▶ **TASK STATEMENT**
Without including any images, reproduce each entry exactly.

Start SUPPLIED DATA

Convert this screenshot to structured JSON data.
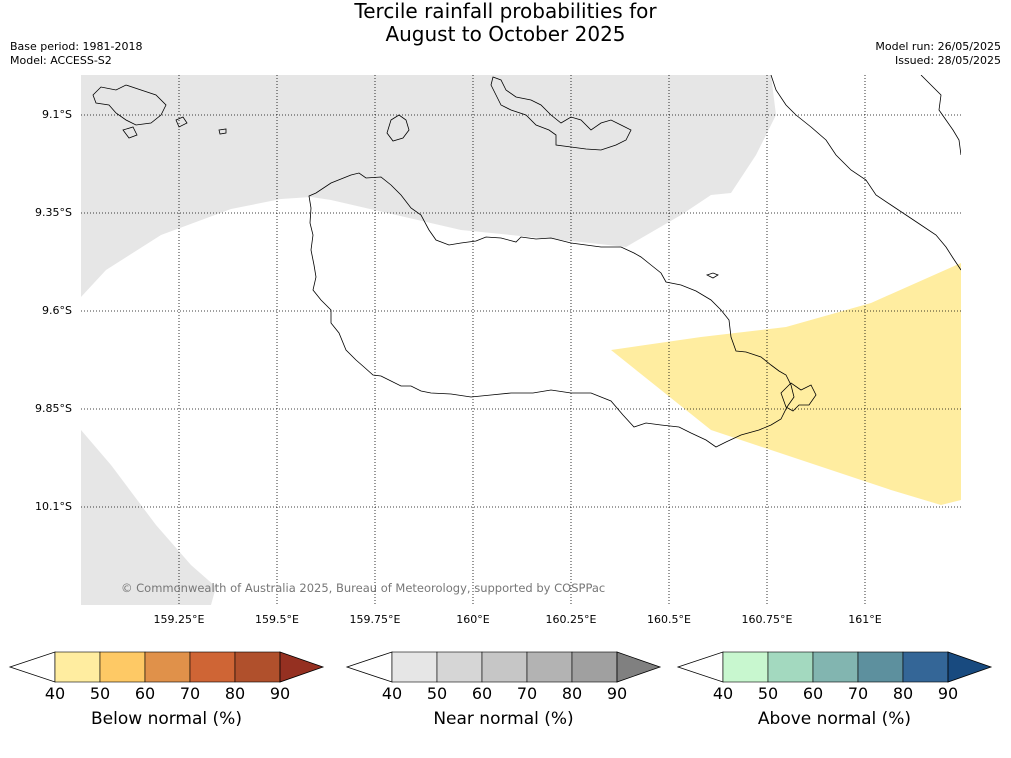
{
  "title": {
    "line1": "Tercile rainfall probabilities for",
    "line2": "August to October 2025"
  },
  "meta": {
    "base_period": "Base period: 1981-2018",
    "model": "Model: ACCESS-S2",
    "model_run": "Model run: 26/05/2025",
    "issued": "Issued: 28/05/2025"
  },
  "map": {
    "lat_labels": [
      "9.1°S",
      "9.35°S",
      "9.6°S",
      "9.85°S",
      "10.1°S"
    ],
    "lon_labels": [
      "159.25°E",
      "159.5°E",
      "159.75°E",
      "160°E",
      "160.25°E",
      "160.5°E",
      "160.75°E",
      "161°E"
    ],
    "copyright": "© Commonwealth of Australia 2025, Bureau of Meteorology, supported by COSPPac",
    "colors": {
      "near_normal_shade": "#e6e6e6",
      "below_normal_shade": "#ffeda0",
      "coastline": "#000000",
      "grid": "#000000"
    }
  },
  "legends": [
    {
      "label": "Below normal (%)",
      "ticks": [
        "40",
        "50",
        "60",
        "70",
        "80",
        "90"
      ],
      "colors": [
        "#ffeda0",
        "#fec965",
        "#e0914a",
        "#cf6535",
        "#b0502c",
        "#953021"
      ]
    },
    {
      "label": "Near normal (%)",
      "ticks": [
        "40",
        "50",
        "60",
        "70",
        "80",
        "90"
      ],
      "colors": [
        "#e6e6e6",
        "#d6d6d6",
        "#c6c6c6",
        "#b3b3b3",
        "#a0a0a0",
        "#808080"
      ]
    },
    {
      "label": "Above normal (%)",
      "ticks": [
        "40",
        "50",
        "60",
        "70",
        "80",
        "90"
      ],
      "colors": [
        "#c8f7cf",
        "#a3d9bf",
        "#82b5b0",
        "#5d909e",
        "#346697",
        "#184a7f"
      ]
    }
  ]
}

End SUPPLIED DATA

▶ **FULL ANSWER**
Convert this screenshot to structured JSON data.
{
  "title": {
    "line1": "Tercile rainfall probabilities for",
    "line2": "August to October 2025"
  },
  "meta": {
    "base_period": "Base period: 1981-2018",
    "model": "Model: ACCESS-S2",
    "model_run": "Model run: 26/05/2025",
    "issued": "Issued: 28/05/2025"
  },
  "map": {
    "lat_labels": [
      "9.1°S",
      "9.35°S",
      "9.6°S",
      "9.85°S",
      "10.1°S"
    ],
    "lon_labels": [
      "159.25°E",
      "159.5°E",
      "159.75°E",
      "160°E",
      "160.25°E",
      "160.5°E",
      "160.75°E",
      "161°E"
    ],
    "copyright": "© Commonwealth of Australia 2025, Bureau of Meteorology, supported by COSPPac",
    "colors": {
      "near_normal_shade": "#e6e6e6",
      "below_normal_shade": "#ffeda0",
      "coastline": "#000000",
      "grid": "#000000"
    }
  },
  "legends": [
    {
      "label": "Below normal (%)",
      "ticks": [
        "40",
        "50",
        "60",
        "70",
        "80",
        "90"
      ],
      "colors": [
        "#ffeda0",
        "#fec965",
        "#e0914a",
        "#cf6535",
        "#b0502c",
        "#953021"
      ]
    },
    {
      "label": "Near normal (%)",
      "ticks": [
        "40",
        "50",
        "60",
        "70",
        "80",
        "90"
      ],
      "colors": [
        "#e6e6e6",
        "#d6d6d6",
        "#c6c6c6",
        "#b3b3b3",
        "#a0a0a0",
        "#808080"
      ]
    },
    {
      "label": "Above normal (%)",
      "ticks": [
        "40",
        "50",
        "60",
        "70",
        "80",
        "90"
      ],
      "colors": [
        "#c8f7cf",
        "#a3d9bf",
        "#82b5b0",
        "#5d909e",
        "#346697",
        "#184a7f"
      ]
    }
  ]
}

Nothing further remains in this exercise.